Goal
Without the pictures, return each record as it appears.

(Collected data)
━━━━
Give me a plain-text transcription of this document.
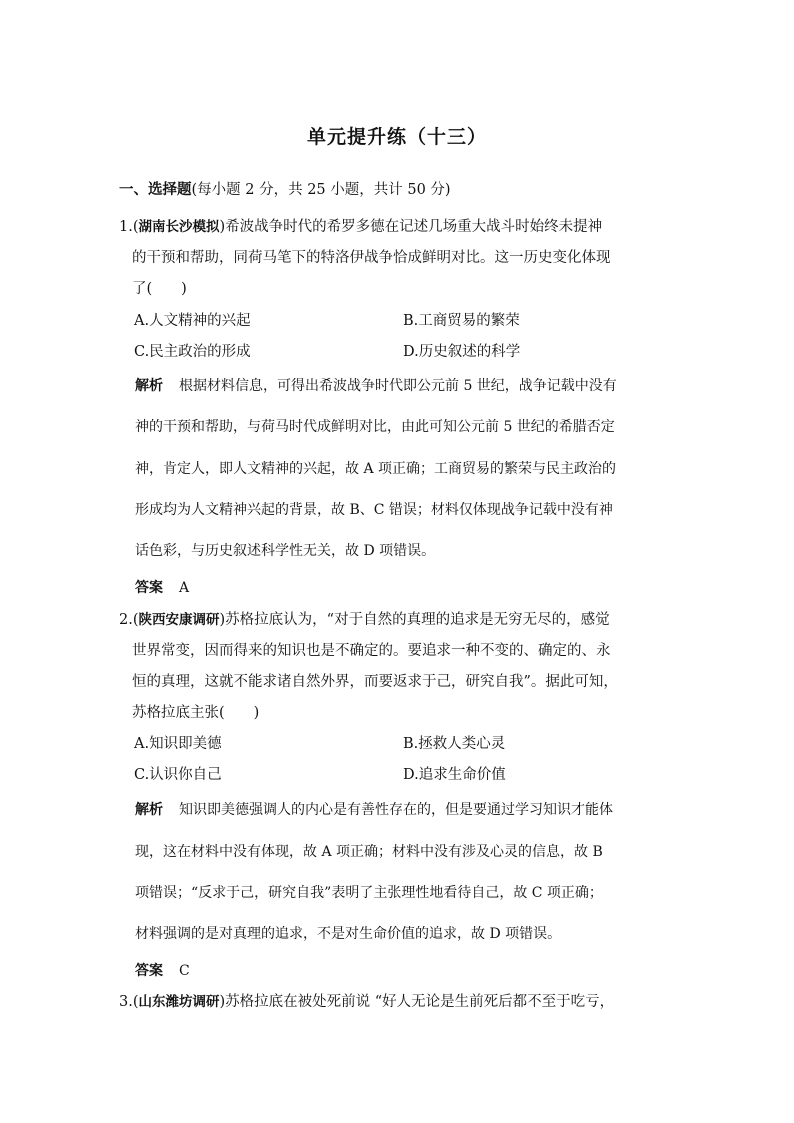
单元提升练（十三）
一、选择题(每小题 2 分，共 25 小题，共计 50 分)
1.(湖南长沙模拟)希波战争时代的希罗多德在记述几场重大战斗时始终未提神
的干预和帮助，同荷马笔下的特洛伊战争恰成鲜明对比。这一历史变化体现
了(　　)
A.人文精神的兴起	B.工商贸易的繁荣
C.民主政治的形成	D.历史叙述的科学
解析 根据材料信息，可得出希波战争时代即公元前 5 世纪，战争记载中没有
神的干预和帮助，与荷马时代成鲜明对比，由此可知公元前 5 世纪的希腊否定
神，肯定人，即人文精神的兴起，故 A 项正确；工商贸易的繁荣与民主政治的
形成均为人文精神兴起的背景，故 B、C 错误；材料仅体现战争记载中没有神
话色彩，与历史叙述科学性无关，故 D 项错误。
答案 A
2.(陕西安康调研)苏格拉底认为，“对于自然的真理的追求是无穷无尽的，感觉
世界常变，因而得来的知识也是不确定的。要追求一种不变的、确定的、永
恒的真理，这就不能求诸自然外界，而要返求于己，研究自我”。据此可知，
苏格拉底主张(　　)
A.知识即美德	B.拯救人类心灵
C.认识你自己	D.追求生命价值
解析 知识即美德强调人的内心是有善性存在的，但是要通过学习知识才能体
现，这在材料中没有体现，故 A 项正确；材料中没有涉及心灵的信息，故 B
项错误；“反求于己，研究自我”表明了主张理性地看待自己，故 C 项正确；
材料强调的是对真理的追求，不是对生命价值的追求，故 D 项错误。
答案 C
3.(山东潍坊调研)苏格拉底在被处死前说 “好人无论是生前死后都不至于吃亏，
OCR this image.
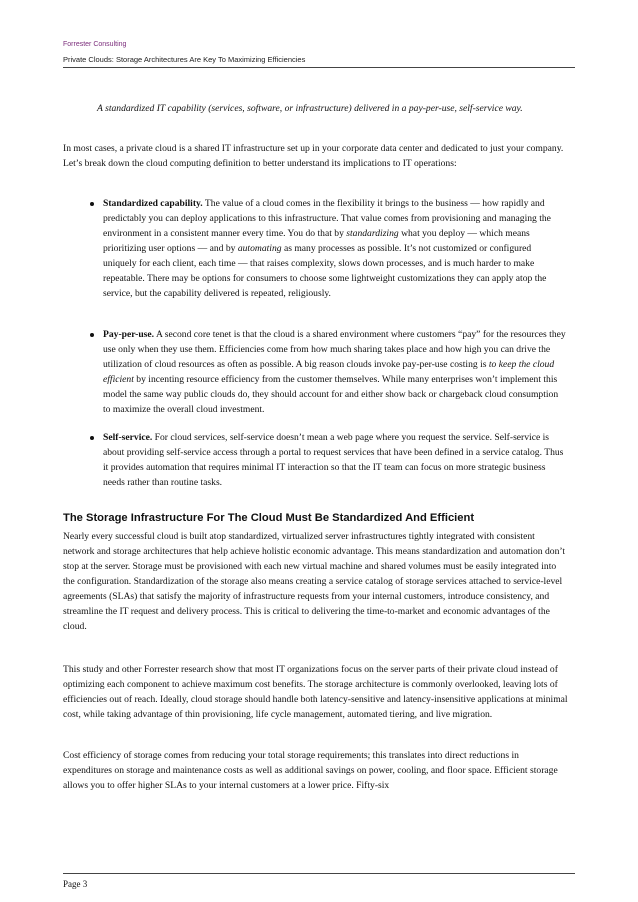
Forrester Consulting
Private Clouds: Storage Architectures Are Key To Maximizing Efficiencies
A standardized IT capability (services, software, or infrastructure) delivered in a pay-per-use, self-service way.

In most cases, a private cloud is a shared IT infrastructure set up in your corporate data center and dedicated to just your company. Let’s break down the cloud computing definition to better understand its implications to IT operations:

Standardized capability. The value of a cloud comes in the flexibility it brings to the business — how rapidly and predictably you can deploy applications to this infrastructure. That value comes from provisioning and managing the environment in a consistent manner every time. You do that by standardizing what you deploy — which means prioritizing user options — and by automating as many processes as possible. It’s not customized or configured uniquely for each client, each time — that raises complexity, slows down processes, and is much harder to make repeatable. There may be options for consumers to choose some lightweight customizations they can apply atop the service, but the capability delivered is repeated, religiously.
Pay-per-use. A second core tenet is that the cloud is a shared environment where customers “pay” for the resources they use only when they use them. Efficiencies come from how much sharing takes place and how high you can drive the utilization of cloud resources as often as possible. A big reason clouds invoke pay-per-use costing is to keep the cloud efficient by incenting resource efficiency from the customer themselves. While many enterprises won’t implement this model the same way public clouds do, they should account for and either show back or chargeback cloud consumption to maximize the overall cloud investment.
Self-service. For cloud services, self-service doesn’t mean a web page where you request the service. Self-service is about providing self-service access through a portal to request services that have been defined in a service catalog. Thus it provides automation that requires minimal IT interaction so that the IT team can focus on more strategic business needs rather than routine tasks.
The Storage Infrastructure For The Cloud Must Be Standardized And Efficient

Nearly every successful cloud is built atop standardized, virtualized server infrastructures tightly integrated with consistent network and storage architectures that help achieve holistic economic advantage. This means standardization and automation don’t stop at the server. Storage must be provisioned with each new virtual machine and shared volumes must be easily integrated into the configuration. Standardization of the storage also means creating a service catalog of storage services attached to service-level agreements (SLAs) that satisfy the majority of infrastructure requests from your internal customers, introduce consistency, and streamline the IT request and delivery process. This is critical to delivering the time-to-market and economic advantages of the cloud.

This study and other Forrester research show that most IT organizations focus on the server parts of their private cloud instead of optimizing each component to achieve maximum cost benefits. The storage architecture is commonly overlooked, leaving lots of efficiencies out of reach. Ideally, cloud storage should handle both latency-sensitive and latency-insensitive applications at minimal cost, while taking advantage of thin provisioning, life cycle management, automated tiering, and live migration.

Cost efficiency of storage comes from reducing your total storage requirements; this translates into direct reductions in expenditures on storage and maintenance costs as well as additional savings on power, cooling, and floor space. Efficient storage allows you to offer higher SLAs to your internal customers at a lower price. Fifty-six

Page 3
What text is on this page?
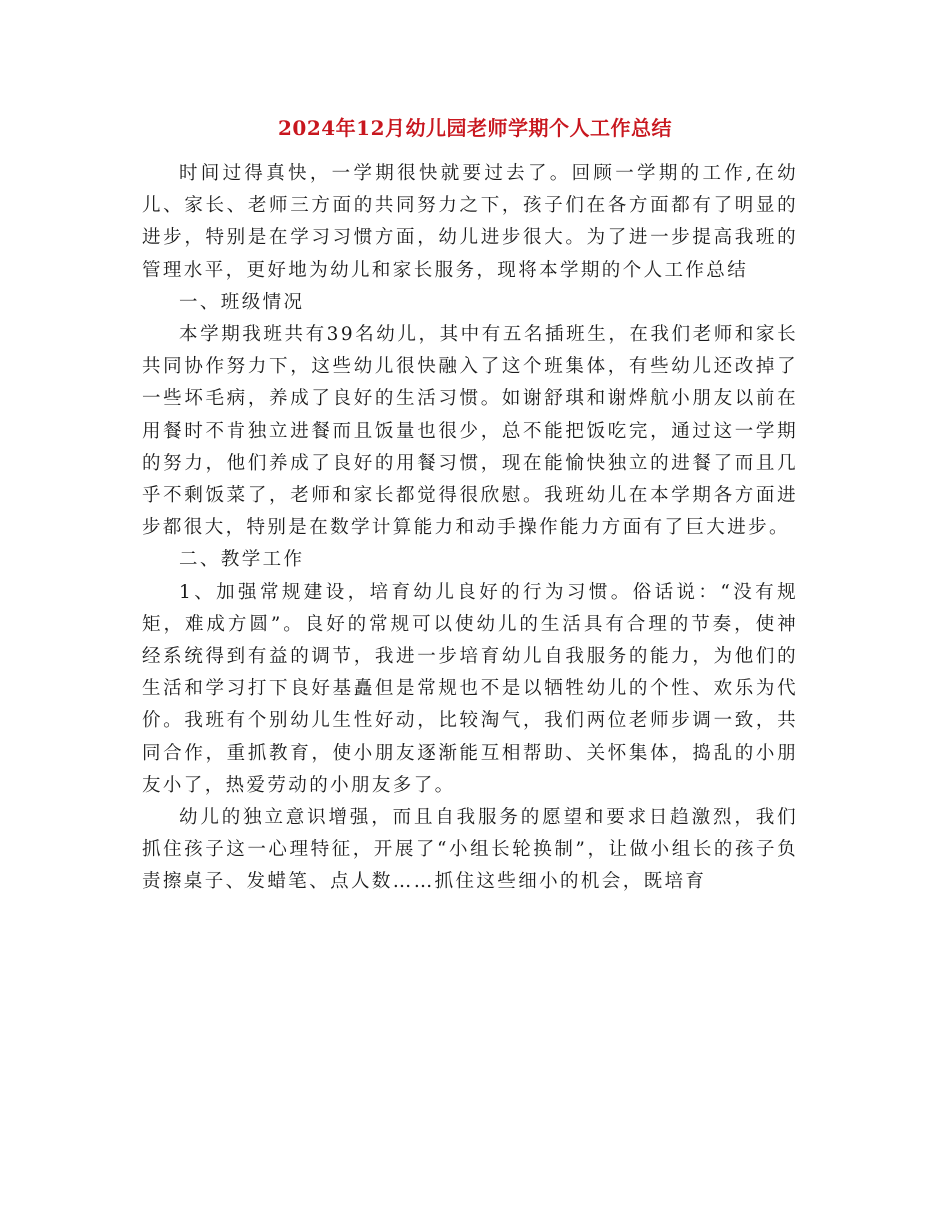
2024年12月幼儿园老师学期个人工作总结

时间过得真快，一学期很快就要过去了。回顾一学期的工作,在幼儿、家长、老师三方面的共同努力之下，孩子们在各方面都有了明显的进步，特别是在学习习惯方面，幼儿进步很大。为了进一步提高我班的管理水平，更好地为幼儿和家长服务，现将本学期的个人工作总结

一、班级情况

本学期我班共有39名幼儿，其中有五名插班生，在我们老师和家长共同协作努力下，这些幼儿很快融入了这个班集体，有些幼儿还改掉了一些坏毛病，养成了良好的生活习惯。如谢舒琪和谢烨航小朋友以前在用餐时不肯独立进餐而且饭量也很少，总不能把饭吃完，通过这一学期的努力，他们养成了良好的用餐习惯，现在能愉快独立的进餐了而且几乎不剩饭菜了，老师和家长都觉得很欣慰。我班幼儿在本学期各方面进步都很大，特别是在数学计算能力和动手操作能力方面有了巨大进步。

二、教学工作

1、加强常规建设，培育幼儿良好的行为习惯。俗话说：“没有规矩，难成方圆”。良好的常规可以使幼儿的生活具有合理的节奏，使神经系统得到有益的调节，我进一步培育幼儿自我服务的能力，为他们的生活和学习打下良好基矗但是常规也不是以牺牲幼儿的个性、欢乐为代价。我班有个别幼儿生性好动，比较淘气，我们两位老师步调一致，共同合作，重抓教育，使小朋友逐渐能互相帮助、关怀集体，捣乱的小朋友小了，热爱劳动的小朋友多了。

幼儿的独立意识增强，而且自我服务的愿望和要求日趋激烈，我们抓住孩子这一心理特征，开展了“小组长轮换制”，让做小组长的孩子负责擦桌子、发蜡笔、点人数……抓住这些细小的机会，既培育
━━━━
Final result
Give me a plain-text transcription of this document.
单元提升练（十三）
一、选择题(每小题 2 分，共 25 小题，共计 50 分)
1.(湖南长沙模拟)希波战争时代的希罗多德在记述几场重大战斗时始终未提神
的干预和帮助，同荷马笔下的特洛伊战争恰成鲜明对比。这一历史变化体现
了(　　)
A.人文精神的兴起	B.工商贸易的繁荣
C.民主政治的形成	D.历史叙述的科学
解析 根据材料信息，可得出希波战争时代即公元前 5 世纪，战争记载中没有
神的干预和帮助，与荷马时代成鲜明对比，由此可知公元前 5 世纪的希腊否定
神，肯定人，即人文精神的兴起，故 A 项正确；工商贸易的繁荣与民主政治的
形成均为人文精神兴起的背景，故 B、C 错误；材料仅体现战争记载中没有神
话色彩，与历史叙述科学性无关，故 D 项错误。
答案 A
2.(陕西安康调研)苏格拉底认为，“对于自然的真理的追求是无穷无尽的，感觉
世界常变，因而得来的知识也是不确定的。要追求一种不变的、确定的、永
恒的真理，这就不能求诸自然外界，而要返求于己，研究自我”。据此可知，
苏格拉底主张(　　)
A.知识即美德	B.拯救人类心灵
C.认识你自己	D.追求生命价值
解析 知识即美德强调人的内心是有善性存在的，但是要通过学习知识才能体
现，这在材料中没有体现，故 A 项正确；材料中没有涉及心灵的信息，故 B
项错误；“反求于己，研究自我”表明了主张理性地看待自己，故 C 项正确；
材料强调的是对真理的追求，不是对生命价值的追求，故 D 项错误。
答案 C
3.(山东潍坊调研)苏格拉底在被处死前说 “好人无论是生前死后都不至于吃亏，
OCR this image.
Forrester Consulting
Private Clouds: Storage Architectures Are Key To Maximizing Efficiencies
A standardized IT capability (services, software, or infrastructure) delivered in a pay-per-use, self-service way.

In most cases, a private cloud is a shared IT infrastructure set up in your corporate data center and dedicated to just your company. Let’s break down the cloud computing definition to better understand its implications to IT operations:

Standardized capability. The value of a cloud comes in the flexibility it brings to the business — how rapidly and predictably you can deploy applications to this infrastructure. That value comes from provisioning and managing the environment in a consistent manner every time. You do that by standardizing what you deploy — which means prioritizing user options — and by automating as many processes as possible. It’s not customized or configured uniquely for each client, each time — that raises complexity, slows down processes, and is much harder to make repeatable. There may be options for consumers to choose some lightweight customizations they can apply atop the service, but the capability delivered is repeated, religiously.
Pay-per-use. A second core tenet is that the cloud is a shared environment where customers “pay” for the resources they use only when they use them. Efficiencies come from how much sharing takes place and how high you can drive the utilization of cloud resources as often as possible. A big reason clouds invoke pay-per-use costing is to keep the cloud efficient by incenting resource efficiency from the customer themselves. While many enterprises won’t implement this model the same way public clouds do, they should account for and either show back or chargeback cloud consumption to maximize the overall cloud investment.
Self-service. For cloud services, self-service doesn’t mean a web page where you request the service. Self-service is about providing self-service access through a portal to request services that have been defined in a service catalog. Thus it provides automation that requires minimal IT interaction so that the IT team can focus on more strategic business needs rather than routine tasks.
The Storage Infrastructure For The Cloud Must Be Standardized And Efficient

Nearly every successful cloud is built atop standardized, virtualized server infrastructures tightly integrated with consistent network and storage architectures that help achieve holistic economic advantage. This means standardization and automation don’t stop at the server. Storage must be provisioned with each new virtual machine and shared volumes must be easily integrated into the configuration. Standardization of the storage also means creating a service catalog of storage services attached to service-level agreements (SLAs) that satisfy the majority of infrastructure requests from your internal customers, introduce consistency, and streamline the IT request and delivery process. This is critical to delivering the time-to-market and economic advantages of the cloud.

This study and other Forrester research show that most IT organizations focus on the server parts of their private cloud instead of optimizing each component to achieve maximum cost benefits. The storage architecture is commonly overlooked, leaving lots of efficiencies out of reach. Ideally, cloud storage should handle both latency-sensitive and latency-insensitive applications at minimal cost, while taking advantage of thin provisioning, life cycle management, automated tiering, and live migration.

Cost efficiency of storage comes from reducing your total storage requirements; this translates into direct reductions in expenditures on storage and maintenance costs as well as additional savings on power, cooling, and floor space. Efficient storage allows you to offer higher SLAs to your internal customers at a lower price. Fifty-six

Page 3
What text is on this page?
2024年12月幼儿园老师学期个人工作总结

时间过得真快，一学期很快就要过去了。回顾一学期的工作,在幼儿、家长、老师三方面的共同努力之下，孩子们在各方面都有了明显的进步，特别是在学习习惯方面，幼儿进步很大。为了进一步提高我班的管理水平，更好地为幼儿和家长服务，现将本学期的个人工作总结

一、班级情况

本学期我班共有39名幼儿，其中有五名插班生，在我们老师和家长共同协作努力下，这些幼儿很快融入了这个班集体，有些幼儿还改掉了一些坏毛病，养成了良好的生活习惯。如谢舒琪和谢烨航小朋友以前在用餐时不肯独立进餐而且饭量也很少，总不能把饭吃完，通过这一学期的努力，他们养成了良好的用餐习惯，现在能愉快独立的进餐了而且几乎不剩饭菜了，老师和家长都觉得很欣慰。我班幼儿在本学期各方面进步都很大，特别是在数学计算能力和动手操作能力方面有了巨大进步。

二、教学工作

1、加强常规建设，培育幼儿良好的行为习惯。俗话说：“没有规矩，难成方圆”。良好的常规可以使幼儿的生活具有合理的节奏，使神经系统得到有益的调节，我进一步培育幼儿自我服务的能力，为他们的生活和学习打下良好基矗但是常规也不是以牺牲幼儿的个性、欢乐为代价。我班有个别幼儿生性好动，比较淘气，我们两位老师步调一致，共同合作，重抓教育，使小朋友逐渐能互相帮助、关怀集体，捣乱的小朋友小了，热爱劳动的小朋友多了。

幼儿的独立意识增强，而且自我服务的愿望和要求日趋激烈，我们抓住孩子这一心理特征，开展了“小组长轮换制”，让做小组长的孩子负责擦桌子、发蜡笔、点人数……抓住这些细小的机会，既培育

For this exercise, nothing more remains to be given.